[PROBLEM] Extract each line bearing the word "kannst".

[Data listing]
***
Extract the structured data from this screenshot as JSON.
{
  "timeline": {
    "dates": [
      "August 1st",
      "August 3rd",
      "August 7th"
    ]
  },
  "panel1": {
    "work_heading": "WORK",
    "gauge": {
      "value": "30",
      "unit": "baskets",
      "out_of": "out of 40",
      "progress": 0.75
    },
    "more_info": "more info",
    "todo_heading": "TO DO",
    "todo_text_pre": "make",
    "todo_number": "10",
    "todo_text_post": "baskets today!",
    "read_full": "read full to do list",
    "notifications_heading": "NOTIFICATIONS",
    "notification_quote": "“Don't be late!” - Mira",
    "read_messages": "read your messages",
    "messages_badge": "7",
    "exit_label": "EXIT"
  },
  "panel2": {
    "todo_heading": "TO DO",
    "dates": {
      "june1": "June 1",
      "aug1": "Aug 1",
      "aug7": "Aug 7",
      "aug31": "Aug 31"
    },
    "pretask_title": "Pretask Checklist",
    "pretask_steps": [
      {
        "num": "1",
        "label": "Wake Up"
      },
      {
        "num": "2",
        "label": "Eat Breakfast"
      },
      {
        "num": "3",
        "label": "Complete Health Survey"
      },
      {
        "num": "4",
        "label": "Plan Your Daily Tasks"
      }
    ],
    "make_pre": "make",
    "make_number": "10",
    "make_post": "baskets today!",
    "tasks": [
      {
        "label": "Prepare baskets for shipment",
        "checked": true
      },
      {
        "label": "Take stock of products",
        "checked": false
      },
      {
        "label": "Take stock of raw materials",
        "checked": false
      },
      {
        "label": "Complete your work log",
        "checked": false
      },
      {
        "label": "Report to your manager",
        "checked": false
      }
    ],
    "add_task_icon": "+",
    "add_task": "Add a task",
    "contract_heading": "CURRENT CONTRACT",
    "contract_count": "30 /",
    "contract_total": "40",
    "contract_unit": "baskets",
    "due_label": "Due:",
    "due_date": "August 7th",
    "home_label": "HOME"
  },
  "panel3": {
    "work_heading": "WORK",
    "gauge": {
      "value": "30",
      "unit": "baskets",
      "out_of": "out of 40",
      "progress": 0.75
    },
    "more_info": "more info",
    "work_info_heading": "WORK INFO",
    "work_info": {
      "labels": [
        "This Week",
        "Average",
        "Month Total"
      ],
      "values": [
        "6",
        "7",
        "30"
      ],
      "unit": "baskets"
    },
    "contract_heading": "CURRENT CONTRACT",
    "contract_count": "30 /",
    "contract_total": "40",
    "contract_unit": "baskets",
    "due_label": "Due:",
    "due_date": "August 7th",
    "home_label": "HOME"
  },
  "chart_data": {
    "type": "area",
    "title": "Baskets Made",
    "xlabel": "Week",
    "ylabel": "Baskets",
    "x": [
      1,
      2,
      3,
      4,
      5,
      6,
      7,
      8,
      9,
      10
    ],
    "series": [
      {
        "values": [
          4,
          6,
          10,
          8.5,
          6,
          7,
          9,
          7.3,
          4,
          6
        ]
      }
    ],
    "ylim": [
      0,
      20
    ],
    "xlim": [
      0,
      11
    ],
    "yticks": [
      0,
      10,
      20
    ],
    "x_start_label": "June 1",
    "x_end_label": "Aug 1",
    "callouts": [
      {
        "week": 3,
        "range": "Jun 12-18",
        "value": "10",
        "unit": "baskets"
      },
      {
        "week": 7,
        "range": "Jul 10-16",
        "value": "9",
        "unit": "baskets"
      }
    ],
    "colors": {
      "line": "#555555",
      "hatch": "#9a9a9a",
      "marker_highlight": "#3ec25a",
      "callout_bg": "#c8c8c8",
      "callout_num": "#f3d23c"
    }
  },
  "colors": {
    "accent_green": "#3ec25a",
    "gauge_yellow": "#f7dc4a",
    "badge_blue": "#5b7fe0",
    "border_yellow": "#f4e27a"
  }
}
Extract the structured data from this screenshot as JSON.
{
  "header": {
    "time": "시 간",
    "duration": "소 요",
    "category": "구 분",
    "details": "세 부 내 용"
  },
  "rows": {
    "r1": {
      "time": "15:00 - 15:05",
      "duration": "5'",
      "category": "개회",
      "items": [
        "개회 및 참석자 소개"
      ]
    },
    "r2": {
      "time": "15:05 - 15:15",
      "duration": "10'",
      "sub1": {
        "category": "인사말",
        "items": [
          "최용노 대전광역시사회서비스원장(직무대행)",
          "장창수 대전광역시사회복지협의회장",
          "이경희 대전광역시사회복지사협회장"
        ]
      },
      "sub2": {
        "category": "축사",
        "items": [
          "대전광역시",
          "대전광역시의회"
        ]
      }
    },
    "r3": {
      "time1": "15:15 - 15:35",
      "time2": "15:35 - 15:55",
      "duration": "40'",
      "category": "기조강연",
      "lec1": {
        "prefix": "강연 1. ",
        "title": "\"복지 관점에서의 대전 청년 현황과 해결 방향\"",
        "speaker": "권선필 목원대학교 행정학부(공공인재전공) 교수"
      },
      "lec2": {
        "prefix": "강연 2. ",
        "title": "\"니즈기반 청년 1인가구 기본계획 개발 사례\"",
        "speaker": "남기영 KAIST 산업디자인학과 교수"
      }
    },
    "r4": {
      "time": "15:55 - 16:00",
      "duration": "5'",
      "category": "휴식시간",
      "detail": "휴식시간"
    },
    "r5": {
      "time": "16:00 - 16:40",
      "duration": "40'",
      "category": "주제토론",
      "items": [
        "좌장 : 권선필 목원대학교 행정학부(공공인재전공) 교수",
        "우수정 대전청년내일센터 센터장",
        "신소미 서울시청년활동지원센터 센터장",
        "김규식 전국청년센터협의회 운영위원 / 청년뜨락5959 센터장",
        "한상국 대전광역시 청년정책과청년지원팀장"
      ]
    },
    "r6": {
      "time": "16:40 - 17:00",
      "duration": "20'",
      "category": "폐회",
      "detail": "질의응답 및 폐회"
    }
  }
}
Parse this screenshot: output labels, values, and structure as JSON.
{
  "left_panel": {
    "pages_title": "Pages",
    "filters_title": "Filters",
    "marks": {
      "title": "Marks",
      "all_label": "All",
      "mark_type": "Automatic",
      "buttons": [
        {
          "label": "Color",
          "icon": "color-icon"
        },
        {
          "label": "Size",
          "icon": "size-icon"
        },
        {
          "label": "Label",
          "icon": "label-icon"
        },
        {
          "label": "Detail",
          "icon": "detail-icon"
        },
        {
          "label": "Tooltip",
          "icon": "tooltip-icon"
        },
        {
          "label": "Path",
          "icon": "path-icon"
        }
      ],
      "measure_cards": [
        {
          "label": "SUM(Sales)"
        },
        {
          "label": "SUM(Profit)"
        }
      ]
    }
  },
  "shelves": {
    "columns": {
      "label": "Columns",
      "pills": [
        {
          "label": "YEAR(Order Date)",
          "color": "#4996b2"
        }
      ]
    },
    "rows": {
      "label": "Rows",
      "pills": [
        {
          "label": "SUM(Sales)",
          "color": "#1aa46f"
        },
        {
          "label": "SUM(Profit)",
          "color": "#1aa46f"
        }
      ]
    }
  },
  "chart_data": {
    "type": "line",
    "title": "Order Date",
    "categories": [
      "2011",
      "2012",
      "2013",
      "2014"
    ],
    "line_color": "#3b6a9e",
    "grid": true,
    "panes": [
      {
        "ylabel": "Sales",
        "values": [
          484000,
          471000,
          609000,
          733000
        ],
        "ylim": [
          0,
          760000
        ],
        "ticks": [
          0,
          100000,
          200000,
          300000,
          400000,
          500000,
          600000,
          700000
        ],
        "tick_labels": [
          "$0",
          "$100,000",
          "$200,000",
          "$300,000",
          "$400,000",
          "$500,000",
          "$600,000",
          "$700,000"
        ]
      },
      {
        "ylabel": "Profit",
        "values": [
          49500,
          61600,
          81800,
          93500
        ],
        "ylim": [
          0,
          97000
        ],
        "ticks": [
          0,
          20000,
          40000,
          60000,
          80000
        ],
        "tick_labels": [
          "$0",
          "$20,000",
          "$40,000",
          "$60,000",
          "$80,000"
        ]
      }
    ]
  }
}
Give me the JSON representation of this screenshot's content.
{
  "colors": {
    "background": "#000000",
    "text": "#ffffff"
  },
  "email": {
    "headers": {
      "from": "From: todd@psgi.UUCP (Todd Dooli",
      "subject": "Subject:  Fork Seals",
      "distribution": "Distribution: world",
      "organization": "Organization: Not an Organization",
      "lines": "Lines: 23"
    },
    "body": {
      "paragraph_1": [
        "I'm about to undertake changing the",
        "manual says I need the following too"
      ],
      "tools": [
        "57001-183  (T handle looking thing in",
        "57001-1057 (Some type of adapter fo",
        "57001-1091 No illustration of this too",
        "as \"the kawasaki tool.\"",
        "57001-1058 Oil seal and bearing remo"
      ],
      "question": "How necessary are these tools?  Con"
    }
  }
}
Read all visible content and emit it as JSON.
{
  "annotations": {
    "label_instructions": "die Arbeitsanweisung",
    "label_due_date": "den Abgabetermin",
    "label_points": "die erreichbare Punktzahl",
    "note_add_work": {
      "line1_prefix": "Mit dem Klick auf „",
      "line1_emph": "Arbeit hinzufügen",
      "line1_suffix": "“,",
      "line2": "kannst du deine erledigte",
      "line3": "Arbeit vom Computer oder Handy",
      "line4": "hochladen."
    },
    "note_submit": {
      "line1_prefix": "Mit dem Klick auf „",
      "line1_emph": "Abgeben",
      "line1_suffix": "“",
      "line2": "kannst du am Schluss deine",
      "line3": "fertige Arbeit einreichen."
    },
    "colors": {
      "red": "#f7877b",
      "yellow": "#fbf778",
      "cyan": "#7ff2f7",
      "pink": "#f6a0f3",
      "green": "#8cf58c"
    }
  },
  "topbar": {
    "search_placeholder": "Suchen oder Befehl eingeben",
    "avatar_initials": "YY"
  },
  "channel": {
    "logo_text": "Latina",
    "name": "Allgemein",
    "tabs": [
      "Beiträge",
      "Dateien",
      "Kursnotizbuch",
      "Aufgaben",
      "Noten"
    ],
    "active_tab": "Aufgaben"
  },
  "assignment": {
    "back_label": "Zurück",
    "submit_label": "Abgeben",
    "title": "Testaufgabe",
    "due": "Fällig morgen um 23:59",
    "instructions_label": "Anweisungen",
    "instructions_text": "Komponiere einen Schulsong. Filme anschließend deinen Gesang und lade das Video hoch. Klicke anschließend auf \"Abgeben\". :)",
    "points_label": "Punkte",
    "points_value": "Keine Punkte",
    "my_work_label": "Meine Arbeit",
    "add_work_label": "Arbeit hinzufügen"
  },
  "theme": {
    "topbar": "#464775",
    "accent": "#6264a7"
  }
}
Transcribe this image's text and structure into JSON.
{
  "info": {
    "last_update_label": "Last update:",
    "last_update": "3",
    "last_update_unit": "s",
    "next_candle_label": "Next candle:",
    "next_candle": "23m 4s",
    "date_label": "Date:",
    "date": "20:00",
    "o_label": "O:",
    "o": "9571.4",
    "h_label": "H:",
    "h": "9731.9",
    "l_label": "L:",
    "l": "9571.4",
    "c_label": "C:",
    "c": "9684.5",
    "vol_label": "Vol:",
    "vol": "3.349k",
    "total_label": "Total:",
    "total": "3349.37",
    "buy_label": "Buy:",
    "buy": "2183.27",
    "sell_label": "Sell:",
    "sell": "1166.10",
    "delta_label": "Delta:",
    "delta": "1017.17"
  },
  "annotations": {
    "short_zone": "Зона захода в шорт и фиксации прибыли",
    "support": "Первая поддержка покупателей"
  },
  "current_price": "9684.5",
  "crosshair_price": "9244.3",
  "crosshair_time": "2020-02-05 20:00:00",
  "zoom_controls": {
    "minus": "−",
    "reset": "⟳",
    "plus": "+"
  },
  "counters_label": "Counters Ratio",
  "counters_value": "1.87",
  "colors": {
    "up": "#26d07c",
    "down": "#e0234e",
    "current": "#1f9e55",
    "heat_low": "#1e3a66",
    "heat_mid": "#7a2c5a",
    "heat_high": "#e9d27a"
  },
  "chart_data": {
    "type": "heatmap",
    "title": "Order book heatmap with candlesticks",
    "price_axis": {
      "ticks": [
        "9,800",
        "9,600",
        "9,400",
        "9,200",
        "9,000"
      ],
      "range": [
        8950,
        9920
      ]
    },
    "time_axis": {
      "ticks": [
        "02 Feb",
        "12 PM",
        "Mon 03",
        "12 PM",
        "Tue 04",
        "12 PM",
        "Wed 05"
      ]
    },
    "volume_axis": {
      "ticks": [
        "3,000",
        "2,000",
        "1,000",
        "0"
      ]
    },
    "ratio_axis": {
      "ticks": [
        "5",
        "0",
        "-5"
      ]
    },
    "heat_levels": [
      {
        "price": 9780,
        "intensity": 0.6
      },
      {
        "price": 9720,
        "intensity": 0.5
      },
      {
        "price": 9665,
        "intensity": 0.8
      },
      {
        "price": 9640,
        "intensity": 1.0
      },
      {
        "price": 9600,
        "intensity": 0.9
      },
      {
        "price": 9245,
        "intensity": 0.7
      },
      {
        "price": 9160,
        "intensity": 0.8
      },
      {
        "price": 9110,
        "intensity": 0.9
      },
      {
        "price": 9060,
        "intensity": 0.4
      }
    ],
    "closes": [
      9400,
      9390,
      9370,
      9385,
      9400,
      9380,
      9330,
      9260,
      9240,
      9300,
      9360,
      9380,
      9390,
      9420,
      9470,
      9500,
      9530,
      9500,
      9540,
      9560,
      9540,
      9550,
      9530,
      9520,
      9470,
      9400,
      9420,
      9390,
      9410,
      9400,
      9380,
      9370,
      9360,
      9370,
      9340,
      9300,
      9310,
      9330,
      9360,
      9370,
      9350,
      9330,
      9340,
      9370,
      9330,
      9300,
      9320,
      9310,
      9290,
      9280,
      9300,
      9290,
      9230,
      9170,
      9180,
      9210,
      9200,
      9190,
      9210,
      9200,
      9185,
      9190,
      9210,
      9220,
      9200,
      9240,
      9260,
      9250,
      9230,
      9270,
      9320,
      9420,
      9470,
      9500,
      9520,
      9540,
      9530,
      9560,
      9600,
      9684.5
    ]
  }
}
***
[TASK OUTPUT]
      "line2": "kannst du deine erledigte",
      "line2": "kannst du am Schluss deine",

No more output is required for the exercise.